----- Text to read
On 15th July, Wales for Europe launched our new campaign, Give Us What Was Promised. The premise is simple: we’ve technically left the EU but we still know next to nothing about the arrangements that will obtain from the end of this year. So much for the ‘oven-ready deal’.
Our campaign simply asks Conservative MPs in Wales to do all they can to keep the promises made in their 2019 manifesto and the Political Declaration that was agreed between the UK and the EU, focusing on ensuring that we end 2020 with a deal, maintaining standards and protections, and making sure that new arrangements do not erode the rights of devolved governments.
We’re not pretending these will protect us from all the negative effects of leaving the EU, but they should protect us from some of the very worst consequences. And they are, after all, commitments on which these MPs won their seats.
We launched the campaign with an open letter to Conservative MPs in Wales. If any of us were sat eagerly awaiting responses to ping into our inboxes, we would have been disappointed. Only one MP responded.
----------
#### [Prompt A]
Answer the following from the campaign text:
(i) On what date did Wales for Europe launch the campaign?
(ii) Whom does the campaign ask to keep the promises?
(iii) How many MPs responded to the open letter?
#### [Prompt B]
Reproduce the section of the campaign text that opens with the words "Our campaign simply" and closes with "of devolved governments.", substituting "devolved administrations" for "devolved governments".
#### [Prompt C]
Extend the account of the Give Us What Was Promised campaign from the point at which it stops.
----- Data lines
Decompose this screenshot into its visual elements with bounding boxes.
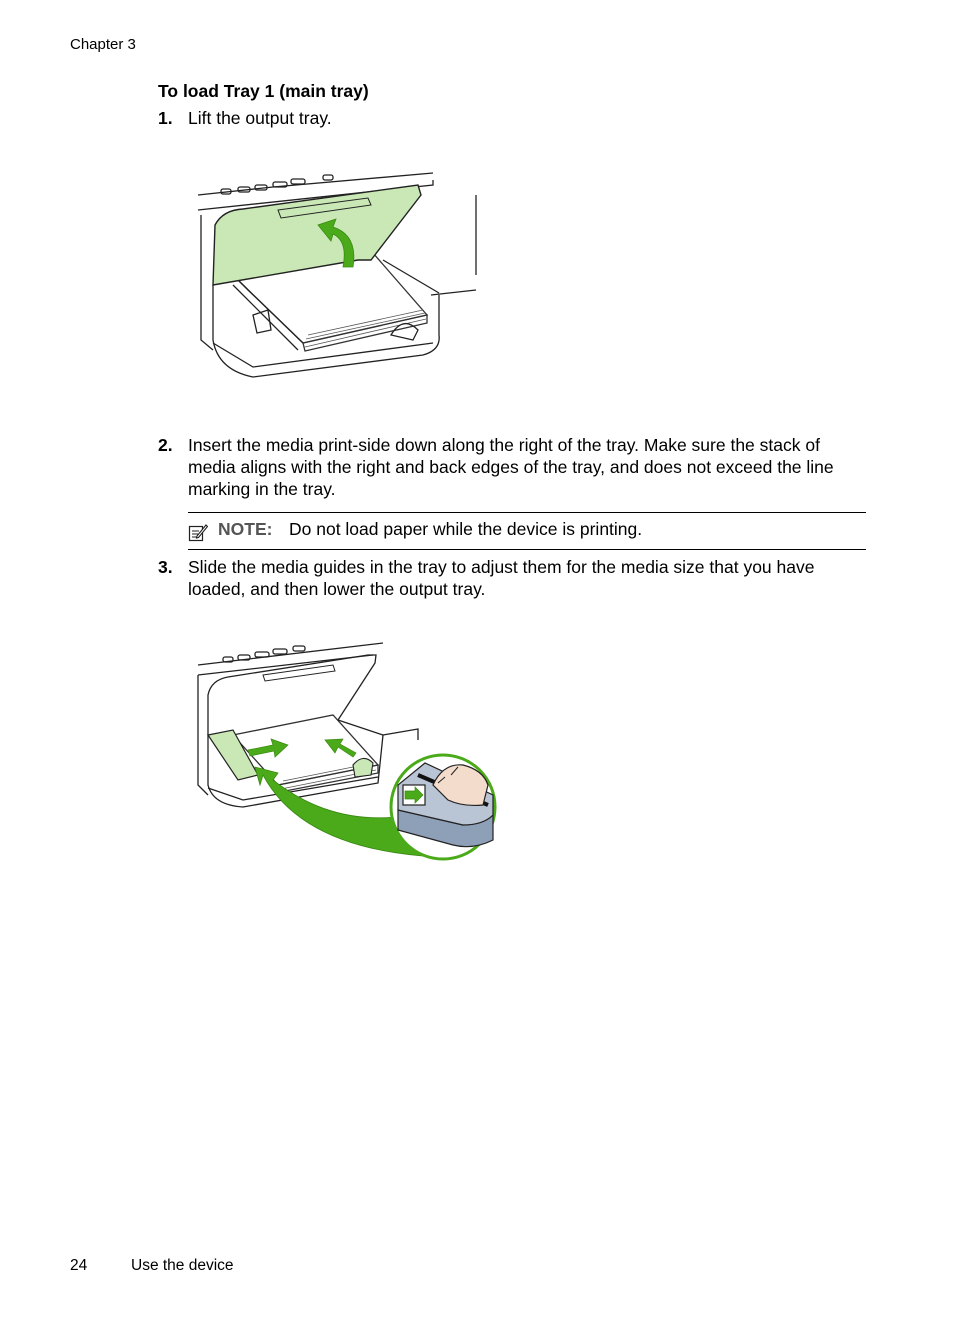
----------
#### [Expected output A]
(i) 15th July
(ii) Conservative MPs in Wales
(iii) One

#### [Expected output B]
Our campaign simply asks Conservative MPs in Wales to do all they can to keep the promises made in their 2019 manifesto and the Political Declaration that was agreed between the UK and the EU, focusing on ensuring that we end 2020 with a deal, maintaining standards and protections, and making sure that new arrangements do not erode the rights of devolved administrations.

#### [Expected output C]
Actions speak louder than words, though. So have these MPs and their cabinet done anything to demonstrate their intention to keep these promises in the last fortnight?
The big news in Parliament last week was the Trade Bill. MPs voted on a number of amendments, including one which sought to ensure that agricultural goods can only be incorporated if they are produced to standards that are as high as or higher than those in the UK. Another clause was designed to protect the NHS and publicly-funded health and care services from any form of control from outside the UK.
All Welsh Conservative MPs voted against these amendments.
Then there was New Clause 4, proposed by a group of backbench Conservative MPs, led by Jonathan Djangoly, MP for Huntingdon. This sought to ensure parliamentary scrutiny of trade deals, and would have obliged the UK government to consult with the devolved governments on the content of draft negotiating objectives and the text of proposed agreements.
Again, all Welsh Conservative MPs voted against the amendment.
What was that argument about ‘sovereignty’, again? Take back control? But take it where, exactly? Not to Parliament or to the Senedd, it seems.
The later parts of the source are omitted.